TEXT SEGMENT >>
↓

LC-MS/MS analysis of the resultant peptides (1 µg each) was performed on an EASY-nLC 1200 UHPLC connected to a Q Exactive Plus mass spectrometer through a nanoelectrospray ion source (Thermo Fisher Scientific). The peptides were separated with a linear gradient from 4–20% ACN for min 0–180 and 20–32% ACN for min 180–220, followed by an increase to 80% ACN during min 220–230. The mass spectrometer was operated in a data-dependent acquisition mode with a top 15 MS/MS method. MS1 spectra were measured with a resolution of 70,000, an automatic gain control (AGC) target of 3 × 106, and a mass range of 375–1400 m/z. HCD MS/MS spectra were acquired at a resolution of 35,000, an AGC target of 1 × 105, an isolation window of 0.4 m/z, a maximum injection time of 100 ms, and a normalized collision energy of 34. Dynamic exclusion was set to 30 s. Raw data were directly analyzed against the SwissProt database restricted to M. musculus using Proteome Discoverer version 2.3 (Thermo Fisher Scientific) with Mascot search engine version 2.5 (Matrix Science) for identification and TMT quantification. The search parameters were as follows: (a) trypsin as an enzyme with up to two missed cleavages; (b) precursor mass tolerance of 10 ppm; (c) fragment mass tolerance of 0.02 Da; (d) TMT of lysine and peptide N-terminus and carbamidomethylation of cysteine as fixed modifications; and (e) oxidation of methionine as a variable modification. Peptides were filtered at a false-discovery rate (FDR) of 1% using the percolator node.
To quantify contactin-2 and CHL1, at least three peptides/proteins were measured using PRM, an MS/MS-based targeted quantification method using high-resolution MS. Targeted MS/MS scans were acquired by a time-scheduled inclusion list at a resolution of 70,000, an AGC target of 2 × 105, an isolation window of 4.0 m/z, a maximum injection time of 500 ms, and a normalized collision energy of 27. Time alignment and relative quantification of the transitions were performed using PinPoint version 1.4 (Thermo Fisher Scientific).

↑

ABOUT THIS TASK >> Rewrite the PRM quantification passage starting at "To quantify contactin-2" and ending at "1.4 (Thermo Fisher Scientific).", with "isolation window" swapped for "selection window".

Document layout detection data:
↓

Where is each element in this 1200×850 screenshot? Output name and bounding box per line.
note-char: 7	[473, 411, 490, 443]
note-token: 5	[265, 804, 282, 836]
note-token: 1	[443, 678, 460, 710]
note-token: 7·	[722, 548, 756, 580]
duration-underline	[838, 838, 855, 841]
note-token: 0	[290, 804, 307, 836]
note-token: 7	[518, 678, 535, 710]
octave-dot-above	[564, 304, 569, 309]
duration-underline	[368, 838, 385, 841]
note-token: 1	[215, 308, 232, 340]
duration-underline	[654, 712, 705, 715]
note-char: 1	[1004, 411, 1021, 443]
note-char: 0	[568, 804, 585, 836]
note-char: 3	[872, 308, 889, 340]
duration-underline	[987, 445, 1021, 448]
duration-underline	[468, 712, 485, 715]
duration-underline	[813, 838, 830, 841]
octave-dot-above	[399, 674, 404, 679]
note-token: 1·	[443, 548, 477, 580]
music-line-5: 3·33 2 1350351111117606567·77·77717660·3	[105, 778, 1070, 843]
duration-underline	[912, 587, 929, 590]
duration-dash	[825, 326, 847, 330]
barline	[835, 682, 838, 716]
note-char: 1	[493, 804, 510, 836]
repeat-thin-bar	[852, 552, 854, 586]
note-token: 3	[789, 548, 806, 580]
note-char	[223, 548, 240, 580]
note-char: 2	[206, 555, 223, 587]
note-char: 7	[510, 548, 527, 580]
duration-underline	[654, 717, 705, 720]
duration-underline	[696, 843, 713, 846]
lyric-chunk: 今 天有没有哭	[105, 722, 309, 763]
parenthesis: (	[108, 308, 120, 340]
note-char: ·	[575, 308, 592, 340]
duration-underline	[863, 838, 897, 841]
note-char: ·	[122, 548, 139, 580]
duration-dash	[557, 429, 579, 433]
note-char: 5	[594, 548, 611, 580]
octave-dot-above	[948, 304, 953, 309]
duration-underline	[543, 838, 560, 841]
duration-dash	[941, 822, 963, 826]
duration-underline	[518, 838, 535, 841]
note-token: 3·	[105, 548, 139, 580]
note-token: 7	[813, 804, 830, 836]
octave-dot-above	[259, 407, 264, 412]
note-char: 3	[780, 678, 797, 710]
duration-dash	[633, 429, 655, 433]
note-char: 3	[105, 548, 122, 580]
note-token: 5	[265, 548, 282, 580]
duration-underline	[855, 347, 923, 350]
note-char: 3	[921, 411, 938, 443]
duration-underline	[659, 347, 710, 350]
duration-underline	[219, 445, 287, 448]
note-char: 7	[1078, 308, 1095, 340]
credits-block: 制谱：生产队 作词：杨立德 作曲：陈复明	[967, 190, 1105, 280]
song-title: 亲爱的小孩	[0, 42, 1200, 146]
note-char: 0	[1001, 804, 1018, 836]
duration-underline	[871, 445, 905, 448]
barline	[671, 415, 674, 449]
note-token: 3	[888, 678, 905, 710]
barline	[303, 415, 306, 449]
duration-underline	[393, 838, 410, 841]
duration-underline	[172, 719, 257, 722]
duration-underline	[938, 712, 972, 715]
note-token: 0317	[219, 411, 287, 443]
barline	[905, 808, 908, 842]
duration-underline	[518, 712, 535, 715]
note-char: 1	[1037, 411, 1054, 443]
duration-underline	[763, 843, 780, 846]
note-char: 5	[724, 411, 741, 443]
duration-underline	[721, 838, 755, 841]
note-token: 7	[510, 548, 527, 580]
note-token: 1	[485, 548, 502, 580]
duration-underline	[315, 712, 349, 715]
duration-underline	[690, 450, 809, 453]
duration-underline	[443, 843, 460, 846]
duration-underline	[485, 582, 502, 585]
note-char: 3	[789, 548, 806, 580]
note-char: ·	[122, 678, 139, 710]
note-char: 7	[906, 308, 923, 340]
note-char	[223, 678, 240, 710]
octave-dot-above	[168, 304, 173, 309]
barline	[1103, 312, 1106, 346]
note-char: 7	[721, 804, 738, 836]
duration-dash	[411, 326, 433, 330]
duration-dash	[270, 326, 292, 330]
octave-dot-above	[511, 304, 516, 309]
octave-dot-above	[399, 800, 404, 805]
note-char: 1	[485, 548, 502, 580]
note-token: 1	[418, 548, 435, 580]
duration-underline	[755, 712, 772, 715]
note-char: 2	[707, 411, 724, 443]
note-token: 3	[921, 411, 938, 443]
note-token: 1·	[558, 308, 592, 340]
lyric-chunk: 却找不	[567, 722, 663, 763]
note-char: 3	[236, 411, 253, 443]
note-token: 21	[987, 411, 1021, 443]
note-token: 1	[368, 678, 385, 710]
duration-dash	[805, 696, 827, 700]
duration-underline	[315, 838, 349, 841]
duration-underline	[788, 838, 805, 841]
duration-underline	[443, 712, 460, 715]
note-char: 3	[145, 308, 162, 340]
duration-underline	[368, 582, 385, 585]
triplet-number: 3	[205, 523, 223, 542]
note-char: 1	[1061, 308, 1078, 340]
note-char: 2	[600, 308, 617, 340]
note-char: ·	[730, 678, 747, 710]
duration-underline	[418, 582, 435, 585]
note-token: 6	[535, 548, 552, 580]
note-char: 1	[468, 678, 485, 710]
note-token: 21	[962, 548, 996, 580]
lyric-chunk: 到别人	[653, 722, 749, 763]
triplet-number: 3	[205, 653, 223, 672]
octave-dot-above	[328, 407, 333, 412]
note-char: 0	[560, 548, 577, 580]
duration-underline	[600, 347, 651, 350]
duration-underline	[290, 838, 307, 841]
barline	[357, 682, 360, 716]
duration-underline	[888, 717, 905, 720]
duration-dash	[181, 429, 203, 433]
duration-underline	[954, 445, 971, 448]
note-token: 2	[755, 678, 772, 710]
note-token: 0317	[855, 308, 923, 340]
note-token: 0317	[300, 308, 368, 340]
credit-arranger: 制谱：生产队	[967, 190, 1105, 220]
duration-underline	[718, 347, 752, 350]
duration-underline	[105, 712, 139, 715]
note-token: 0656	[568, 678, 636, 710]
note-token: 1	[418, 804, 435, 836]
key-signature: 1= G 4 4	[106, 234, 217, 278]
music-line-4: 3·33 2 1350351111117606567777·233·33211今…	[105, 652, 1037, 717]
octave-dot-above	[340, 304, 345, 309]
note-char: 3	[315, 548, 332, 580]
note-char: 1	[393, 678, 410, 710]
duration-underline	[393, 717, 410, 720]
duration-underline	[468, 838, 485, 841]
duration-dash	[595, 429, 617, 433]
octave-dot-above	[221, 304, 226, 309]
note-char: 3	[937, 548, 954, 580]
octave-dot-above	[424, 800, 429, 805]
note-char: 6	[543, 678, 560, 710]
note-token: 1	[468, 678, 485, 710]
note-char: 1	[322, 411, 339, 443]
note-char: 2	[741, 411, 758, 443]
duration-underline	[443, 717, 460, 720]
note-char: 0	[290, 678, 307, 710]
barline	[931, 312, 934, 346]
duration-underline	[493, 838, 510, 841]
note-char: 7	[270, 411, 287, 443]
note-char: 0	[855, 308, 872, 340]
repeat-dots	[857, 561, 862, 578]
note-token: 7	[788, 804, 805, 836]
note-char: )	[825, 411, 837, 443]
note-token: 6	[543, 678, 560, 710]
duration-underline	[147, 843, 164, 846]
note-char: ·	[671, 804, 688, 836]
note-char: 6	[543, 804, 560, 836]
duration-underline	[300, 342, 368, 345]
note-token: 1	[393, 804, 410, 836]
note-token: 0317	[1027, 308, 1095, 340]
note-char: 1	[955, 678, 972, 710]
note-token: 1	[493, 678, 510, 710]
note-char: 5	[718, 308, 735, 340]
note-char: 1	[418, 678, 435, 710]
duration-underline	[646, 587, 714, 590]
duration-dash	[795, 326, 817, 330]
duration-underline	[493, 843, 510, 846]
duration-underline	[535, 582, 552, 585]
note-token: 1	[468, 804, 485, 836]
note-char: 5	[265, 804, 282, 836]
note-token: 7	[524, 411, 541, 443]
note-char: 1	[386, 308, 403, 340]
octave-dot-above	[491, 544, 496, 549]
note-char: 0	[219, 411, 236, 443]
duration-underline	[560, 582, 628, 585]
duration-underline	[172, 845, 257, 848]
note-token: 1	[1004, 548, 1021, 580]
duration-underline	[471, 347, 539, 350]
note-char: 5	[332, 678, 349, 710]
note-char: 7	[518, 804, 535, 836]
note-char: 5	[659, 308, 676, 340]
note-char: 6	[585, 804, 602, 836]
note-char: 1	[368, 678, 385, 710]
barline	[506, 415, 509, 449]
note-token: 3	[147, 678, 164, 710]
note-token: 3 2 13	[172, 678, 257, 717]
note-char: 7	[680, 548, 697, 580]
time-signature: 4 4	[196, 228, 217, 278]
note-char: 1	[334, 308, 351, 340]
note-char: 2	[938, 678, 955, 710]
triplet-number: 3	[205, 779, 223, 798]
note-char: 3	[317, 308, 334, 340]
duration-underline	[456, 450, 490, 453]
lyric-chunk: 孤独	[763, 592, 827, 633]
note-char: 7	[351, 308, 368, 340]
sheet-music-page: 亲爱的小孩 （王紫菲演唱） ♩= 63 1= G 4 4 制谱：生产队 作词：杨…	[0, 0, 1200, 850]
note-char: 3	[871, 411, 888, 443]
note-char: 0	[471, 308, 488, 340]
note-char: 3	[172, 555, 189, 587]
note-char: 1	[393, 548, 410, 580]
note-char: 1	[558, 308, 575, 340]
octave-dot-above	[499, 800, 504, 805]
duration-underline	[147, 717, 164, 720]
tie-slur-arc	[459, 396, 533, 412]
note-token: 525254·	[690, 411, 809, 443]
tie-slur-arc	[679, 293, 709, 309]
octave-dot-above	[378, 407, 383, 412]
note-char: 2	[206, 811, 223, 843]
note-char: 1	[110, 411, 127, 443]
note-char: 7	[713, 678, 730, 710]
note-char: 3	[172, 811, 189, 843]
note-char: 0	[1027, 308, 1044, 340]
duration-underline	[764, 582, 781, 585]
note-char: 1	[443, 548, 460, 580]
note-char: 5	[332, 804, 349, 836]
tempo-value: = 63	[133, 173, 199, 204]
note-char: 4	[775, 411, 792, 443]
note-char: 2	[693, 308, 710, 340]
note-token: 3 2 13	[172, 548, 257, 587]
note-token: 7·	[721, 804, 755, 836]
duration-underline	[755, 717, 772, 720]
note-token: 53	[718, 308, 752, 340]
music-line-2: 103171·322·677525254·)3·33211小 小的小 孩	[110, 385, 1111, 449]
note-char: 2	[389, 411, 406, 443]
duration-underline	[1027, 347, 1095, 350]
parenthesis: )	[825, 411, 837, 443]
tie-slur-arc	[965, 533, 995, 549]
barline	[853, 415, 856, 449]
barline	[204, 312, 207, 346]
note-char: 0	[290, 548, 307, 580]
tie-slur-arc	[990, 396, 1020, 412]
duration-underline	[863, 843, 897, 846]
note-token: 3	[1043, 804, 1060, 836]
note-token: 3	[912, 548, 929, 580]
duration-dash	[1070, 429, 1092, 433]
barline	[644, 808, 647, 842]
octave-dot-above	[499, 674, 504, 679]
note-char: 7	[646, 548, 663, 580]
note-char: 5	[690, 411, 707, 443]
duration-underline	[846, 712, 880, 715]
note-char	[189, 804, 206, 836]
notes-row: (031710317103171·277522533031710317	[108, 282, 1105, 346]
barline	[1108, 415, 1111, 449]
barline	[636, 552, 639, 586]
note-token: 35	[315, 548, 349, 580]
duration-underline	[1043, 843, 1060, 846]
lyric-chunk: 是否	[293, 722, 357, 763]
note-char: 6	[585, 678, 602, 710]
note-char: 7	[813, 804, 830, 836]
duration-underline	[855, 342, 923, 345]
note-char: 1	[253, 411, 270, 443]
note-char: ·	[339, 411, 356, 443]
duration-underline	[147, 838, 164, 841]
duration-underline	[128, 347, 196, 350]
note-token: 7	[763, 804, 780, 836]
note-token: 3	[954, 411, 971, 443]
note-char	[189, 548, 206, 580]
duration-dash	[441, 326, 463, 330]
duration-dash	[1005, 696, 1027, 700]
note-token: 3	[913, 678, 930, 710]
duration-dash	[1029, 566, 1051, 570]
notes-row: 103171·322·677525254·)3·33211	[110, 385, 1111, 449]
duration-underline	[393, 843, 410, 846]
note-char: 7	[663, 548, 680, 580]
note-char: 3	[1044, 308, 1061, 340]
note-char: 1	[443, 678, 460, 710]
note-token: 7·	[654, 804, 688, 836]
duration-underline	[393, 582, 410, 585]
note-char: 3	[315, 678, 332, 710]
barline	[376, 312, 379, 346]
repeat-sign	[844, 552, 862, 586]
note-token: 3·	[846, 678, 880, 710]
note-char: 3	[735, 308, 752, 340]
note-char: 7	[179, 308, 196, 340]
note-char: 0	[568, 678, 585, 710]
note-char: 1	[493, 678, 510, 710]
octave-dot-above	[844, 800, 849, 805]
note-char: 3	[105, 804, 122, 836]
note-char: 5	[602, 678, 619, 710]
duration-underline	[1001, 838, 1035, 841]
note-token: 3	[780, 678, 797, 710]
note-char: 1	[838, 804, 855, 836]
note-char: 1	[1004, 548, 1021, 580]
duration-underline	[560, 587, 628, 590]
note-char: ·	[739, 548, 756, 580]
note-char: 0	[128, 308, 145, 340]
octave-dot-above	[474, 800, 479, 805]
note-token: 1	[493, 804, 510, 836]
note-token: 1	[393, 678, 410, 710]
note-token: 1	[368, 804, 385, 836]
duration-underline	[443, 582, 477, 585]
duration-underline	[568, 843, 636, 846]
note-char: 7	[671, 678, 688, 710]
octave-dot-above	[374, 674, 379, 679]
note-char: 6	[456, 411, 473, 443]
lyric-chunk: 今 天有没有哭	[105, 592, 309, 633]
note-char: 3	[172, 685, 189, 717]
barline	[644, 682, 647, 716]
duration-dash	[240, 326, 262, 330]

↑

RESULT BELOW >>
To quantify contactin-2 and CHL1, at least three peptides/proteins were measured using PRM, an MS/MS-based targeted quantification method using high-resolution MS. Targeted MS/MS scans were acquired by a time-scheduled inclusion list at a resolution of 70,000, an AGC target of 2 × 105, an selection window of 4.0 m/z, a maximum injection time of 500 ms, and a normalized collision energy of 27. Time alignment and relative quantification of the transitions were performed using PinPoint version 1.4 (Thermo Fisher Scientific).